— start —

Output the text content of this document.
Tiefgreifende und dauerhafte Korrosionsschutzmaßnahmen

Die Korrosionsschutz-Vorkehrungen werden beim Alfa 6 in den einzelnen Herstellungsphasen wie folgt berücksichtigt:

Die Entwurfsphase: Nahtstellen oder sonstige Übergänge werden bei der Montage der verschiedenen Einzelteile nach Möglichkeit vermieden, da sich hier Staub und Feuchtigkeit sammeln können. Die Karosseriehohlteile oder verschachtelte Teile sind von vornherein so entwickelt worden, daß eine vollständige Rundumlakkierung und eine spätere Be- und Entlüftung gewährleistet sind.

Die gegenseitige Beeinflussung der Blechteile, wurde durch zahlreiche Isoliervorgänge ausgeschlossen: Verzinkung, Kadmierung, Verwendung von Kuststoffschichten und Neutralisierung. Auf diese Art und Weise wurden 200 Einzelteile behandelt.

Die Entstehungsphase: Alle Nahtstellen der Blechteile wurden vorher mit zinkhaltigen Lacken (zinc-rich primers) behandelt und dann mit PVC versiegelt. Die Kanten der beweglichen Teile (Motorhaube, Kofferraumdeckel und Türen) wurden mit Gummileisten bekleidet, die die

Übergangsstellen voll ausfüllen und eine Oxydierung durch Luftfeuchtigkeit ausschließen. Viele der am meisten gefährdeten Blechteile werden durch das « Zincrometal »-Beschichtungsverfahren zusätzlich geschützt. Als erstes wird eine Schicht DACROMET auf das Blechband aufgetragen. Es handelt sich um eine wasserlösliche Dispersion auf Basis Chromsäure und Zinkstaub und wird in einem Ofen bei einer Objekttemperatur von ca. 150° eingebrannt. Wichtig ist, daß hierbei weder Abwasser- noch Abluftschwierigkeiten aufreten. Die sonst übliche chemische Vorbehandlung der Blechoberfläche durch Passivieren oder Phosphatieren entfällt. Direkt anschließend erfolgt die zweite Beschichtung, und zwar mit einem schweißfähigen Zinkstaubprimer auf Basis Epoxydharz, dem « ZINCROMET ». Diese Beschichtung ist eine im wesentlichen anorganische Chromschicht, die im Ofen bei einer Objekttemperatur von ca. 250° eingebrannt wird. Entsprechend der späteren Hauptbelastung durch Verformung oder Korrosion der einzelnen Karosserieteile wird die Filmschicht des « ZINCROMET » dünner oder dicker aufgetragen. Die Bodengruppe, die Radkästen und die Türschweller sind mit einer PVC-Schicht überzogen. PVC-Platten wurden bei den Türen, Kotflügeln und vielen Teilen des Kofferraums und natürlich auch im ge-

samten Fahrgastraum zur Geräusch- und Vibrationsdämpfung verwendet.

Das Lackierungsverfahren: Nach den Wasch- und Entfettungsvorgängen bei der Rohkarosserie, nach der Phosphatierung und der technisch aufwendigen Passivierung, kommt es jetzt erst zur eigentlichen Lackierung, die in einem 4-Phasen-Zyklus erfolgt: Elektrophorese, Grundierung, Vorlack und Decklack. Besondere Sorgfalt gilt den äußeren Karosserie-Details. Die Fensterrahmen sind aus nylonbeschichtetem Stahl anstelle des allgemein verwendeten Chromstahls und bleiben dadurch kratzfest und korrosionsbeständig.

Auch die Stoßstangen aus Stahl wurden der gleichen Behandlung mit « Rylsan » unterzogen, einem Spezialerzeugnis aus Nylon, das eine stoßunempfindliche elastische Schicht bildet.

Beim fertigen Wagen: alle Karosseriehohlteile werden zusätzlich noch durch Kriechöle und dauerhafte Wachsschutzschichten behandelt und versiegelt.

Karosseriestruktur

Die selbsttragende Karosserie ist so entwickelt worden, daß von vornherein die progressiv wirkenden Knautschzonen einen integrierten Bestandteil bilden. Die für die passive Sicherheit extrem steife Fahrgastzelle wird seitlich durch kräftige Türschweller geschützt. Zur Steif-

— end —

[What the task requires] Each line above that holds the string "versiegelt" should be copied and shown.

[Task answer]
Die Entstehungsphase: Alle Nahtstellen der Blechteile wurden vorher mit zinkhaltigen Lacken (zinc-rich primers) behandelt und dann mit PVC versiegelt. Die Kanten der beweglichen Teile (Motorhaube, Kofferraumdeckel und Türen) wurden mit Gummileisten bekleidet, die die
Beim fertigen Wagen: alle Karosseriehohlteile werden zusätzlich noch durch Kriechöle und dauerhafte Wachsschutzschichten behandelt und versiegelt.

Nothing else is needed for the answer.